#### Task details
Transcribe the records that follow in their entirety, omitting any pictures.

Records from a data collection

-----

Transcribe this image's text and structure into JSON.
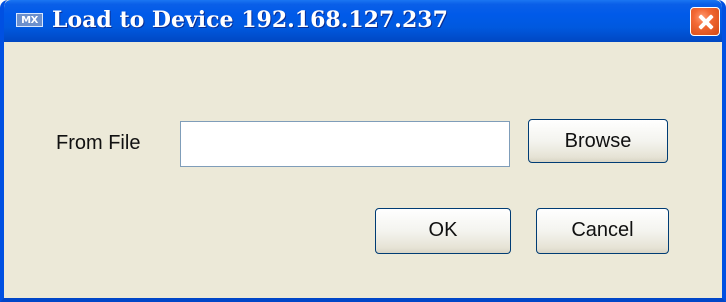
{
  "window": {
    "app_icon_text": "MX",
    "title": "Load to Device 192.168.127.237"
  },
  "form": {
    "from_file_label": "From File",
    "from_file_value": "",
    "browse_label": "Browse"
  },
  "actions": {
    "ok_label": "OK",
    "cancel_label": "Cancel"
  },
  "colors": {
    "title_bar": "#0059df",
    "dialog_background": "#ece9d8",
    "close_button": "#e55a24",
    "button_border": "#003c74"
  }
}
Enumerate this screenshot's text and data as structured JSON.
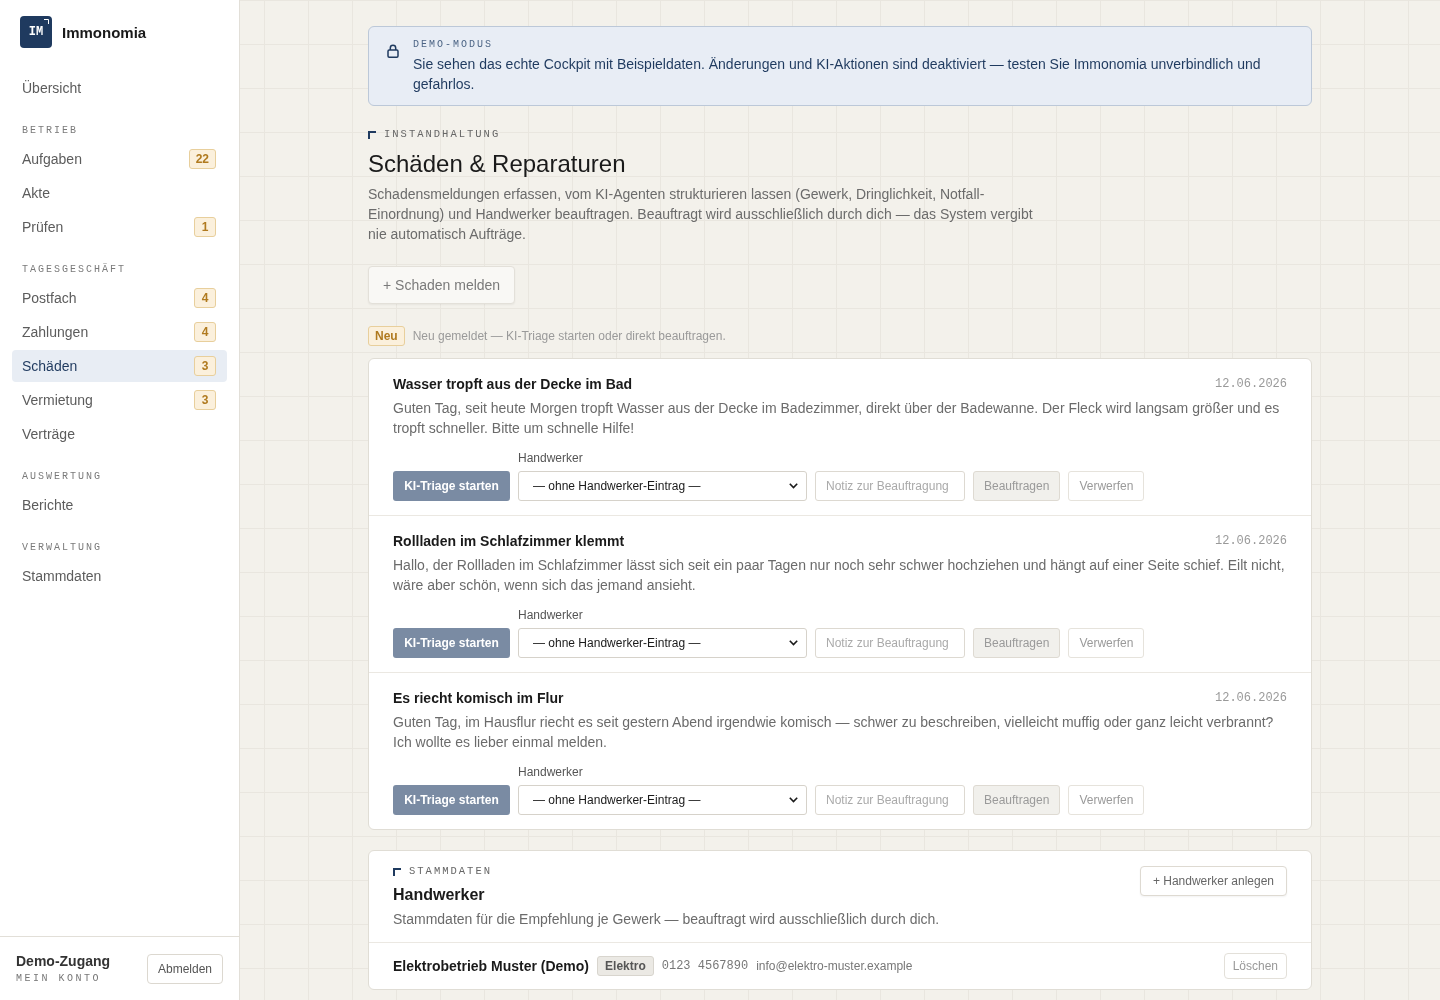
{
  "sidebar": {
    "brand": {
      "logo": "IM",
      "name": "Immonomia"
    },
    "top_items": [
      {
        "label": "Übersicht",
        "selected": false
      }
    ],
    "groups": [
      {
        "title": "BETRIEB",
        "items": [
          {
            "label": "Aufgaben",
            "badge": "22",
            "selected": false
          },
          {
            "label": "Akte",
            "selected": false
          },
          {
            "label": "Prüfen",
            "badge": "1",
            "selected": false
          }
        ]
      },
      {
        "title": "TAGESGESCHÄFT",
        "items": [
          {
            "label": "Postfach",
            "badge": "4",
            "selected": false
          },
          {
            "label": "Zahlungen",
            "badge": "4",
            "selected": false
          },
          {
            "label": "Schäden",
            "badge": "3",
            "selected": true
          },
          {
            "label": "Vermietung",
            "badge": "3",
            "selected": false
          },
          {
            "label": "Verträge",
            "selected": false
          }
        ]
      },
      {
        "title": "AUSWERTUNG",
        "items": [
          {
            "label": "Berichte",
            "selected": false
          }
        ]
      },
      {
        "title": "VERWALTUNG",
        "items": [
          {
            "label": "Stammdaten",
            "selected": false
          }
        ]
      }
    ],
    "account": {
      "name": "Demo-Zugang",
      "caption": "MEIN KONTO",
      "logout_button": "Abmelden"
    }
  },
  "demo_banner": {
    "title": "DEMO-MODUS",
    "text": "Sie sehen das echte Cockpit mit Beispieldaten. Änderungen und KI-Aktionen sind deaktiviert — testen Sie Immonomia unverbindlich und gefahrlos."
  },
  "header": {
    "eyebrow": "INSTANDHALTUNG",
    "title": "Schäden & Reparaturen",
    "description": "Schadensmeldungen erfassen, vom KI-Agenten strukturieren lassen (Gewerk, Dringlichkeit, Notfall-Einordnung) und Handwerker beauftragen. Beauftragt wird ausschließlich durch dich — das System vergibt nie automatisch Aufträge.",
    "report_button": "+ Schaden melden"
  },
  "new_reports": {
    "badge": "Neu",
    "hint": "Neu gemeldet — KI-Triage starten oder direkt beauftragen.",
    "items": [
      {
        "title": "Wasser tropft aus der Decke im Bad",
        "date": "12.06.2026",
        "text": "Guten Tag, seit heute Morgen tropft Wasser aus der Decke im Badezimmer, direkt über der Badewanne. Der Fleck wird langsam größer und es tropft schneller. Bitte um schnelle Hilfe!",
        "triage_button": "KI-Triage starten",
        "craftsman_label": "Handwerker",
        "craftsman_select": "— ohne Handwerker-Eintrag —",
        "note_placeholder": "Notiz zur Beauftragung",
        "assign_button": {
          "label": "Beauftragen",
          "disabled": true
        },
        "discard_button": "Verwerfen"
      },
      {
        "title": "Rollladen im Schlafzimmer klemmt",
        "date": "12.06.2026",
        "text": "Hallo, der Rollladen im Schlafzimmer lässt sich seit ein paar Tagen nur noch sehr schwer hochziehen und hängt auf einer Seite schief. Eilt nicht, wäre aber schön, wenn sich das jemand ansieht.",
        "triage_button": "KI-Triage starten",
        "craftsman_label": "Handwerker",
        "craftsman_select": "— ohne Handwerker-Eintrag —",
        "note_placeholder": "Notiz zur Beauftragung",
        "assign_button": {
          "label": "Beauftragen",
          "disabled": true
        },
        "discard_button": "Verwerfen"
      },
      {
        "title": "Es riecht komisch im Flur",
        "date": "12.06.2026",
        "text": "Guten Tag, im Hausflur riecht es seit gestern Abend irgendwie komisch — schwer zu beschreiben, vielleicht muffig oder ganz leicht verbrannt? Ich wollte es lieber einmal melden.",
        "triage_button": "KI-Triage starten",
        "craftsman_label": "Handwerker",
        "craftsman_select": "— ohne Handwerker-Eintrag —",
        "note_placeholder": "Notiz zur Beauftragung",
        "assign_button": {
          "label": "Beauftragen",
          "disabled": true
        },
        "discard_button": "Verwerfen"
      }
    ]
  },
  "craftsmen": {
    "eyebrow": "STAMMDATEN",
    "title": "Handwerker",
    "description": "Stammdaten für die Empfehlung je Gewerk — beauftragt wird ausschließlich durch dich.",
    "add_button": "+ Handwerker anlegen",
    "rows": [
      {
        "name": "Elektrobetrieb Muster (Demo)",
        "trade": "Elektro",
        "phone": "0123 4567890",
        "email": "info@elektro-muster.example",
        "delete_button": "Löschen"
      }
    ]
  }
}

-----

#### Answer to the exercise
Transcribe this image's text and structure into JSON.
{
  "window": {
    "app_icon_text": "MX",
    "title": "Load to Device 192.168.127.237"
  },
  "form": {
    "from_file_label": "From File",
    "from_file_value": "",
    "browse_label": "Browse"
  },
  "actions": {
    "ok_label": "OK",
    "cancel_label": "Cancel"
  },
  "colors": {
    "title_bar": "#0059df",
    "dialog_background": "#ece9d8",
    "close_button": "#e55a24",
    "button_border": "#003c74"
  }
}
Enumerate this screenshot's text and data as structured JSON.
{
  "sidebar": {
    "brand": {
      "logo": "IM",
      "name": "Immonomia"
    },
    "top_items": [
      {
        "label": "Übersicht",
        "selected": false
      }
    ],
    "groups": [
      {
        "title": "BETRIEB",
        "items": [
          {
            "label": "Aufgaben",
            "badge": "22",
            "selected": false
          },
          {
            "label": "Akte",
            "selected": false
          },
          {
            "label": "Prüfen",
            "badge": "1",
            "selected": false
          }
        ]
      },
      {
        "title": "TAGESGESCHÄFT",
        "items": [
          {
            "label": "Postfach",
            "badge": "4",
            "selected": false
          },
          {
            "label": "Zahlungen",
            "badge": "4",
            "selected": false
          },
          {
            "label": "Schäden",
            "badge": "3",
            "selected": true
          },
          {
            "label": "Vermietung",
            "badge": "3",
            "selected": false
          },
          {
            "label": "Verträge",
            "selected": false
          }
        ]
      },
      {
        "title": "AUSWERTUNG",
        "items": [
          {
            "label": "Berichte",
            "selected": false
          }
        ]
      },
      {
        "title": "VERWALTUNG",
        "items": [
          {
            "label": "Stammdaten",
            "selected": false
          }
        ]
      }
    ],
    "account": {
      "name": "Demo-Zugang",
      "caption": "MEIN KONTO",
      "logout_button": "Abmelden"
    }
  },
  "demo_banner": {
    "title": "DEMO-MODUS",
    "text": "Sie sehen das echte Cockpit mit Beispieldaten. Änderungen und KI-Aktionen sind deaktiviert — testen Sie Immonomia unverbindlich und gefahrlos."
  },
  "header": {
    "eyebrow": "INSTANDHALTUNG",
    "title": "Schäden & Reparaturen",
    "description": "Schadensmeldungen erfassen, vom KI-Agenten strukturieren lassen (Gewerk, Dringlichkeit, Notfall-Einordnung) und Handwerker beauftragen. Beauftragt wird ausschließlich durch dich — das System vergibt nie automatisch Aufträge.",
    "report_button": "+ Schaden melden"
  },
  "new_reports": {
    "badge": "Neu",
    "hint": "Neu gemeldet — KI-Triage starten oder direkt beauftragen.",
    "items": [
      {
        "title": "Wasser tropft aus der Decke im Bad",
        "date": "12.06.2026",
        "text": "Guten Tag, seit heute Morgen tropft Wasser aus der Decke im Badezimmer, direkt über der Badewanne. Der Fleck wird langsam größer und es tropft schneller. Bitte um schnelle Hilfe!",
        "triage_button": "KI-Triage starten",
        "craftsman_label": "Handwerker",
        "craftsman_select": "— ohne Handwerker-Eintrag —",
        "note_placeholder": "Notiz zur Beauftragung",
        "assign_button": {
          "label": "Beauftragen",
          "disabled": true
        },
        "discard_button": "Verwerfen"
      },
      {
        "title": "Rollladen im Schlafzimmer klemmt",
        "date": "12.06.2026",
        "text": "Hallo, der Rollladen im Schlafzimmer lässt sich seit ein paar Tagen nur noch sehr schwer hochziehen und hängt auf einer Seite schief. Eilt nicht, wäre aber schön, wenn sich das jemand ansieht.",
        "triage_button": "KI-Triage starten",
        "craftsman_label": "Handwerker",
        "craftsman_select": "— ohne Handwerker-Eintrag —",
        "note_placeholder": "Notiz zur Beauftragung",
        "assign_button": {
          "label": "Beauftragen",
          "disabled": true
        },
        "discard_button": "Verwerfen"
      },
      {
        "title": "Es riecht komisch im Flur",
        "date": "12.06.2026",
        "text": "Guten Tag, im Hausflur riecht es seit gestern Abend irgendwie komisch — schwer zu beschreiben, vielleicht muffig oder ganz leicht verbrannt? Ich wollte es lieber einmal melden.",
        "triage_button": "KI-Triage starten",
        "craftsman_label": "Handwerker",
        "craftsman_select": "— ohne Handwerker-Eintrag —",
        "note_placeholder": "Notiz zur Beauftragung",
        "assign_button": {
          "label": "Beauftragen",
          "disabled": true
        },
        "discard_button": "Verwerfen"
      }
    ]
  },
  "craftsmen": {
    "eyebrow": "STAMMDATEN",
    "title": "Handwerker",
    "description": "Stammdaten für die Empfehlung je Gewerk — beauftragt wird ausschließlich durch dich.",
    "add_button": "+ Handwerker anlegen",
    "rows": [
      {
        "name": "Elektrobetrieb Muster (Demo)",
        "trade": "Elektro",
        "phone": "0123 4567890",
        "email": "info@elektro-muster.example",
        "delete_button": "Löschen"
      }
    ]
  }
}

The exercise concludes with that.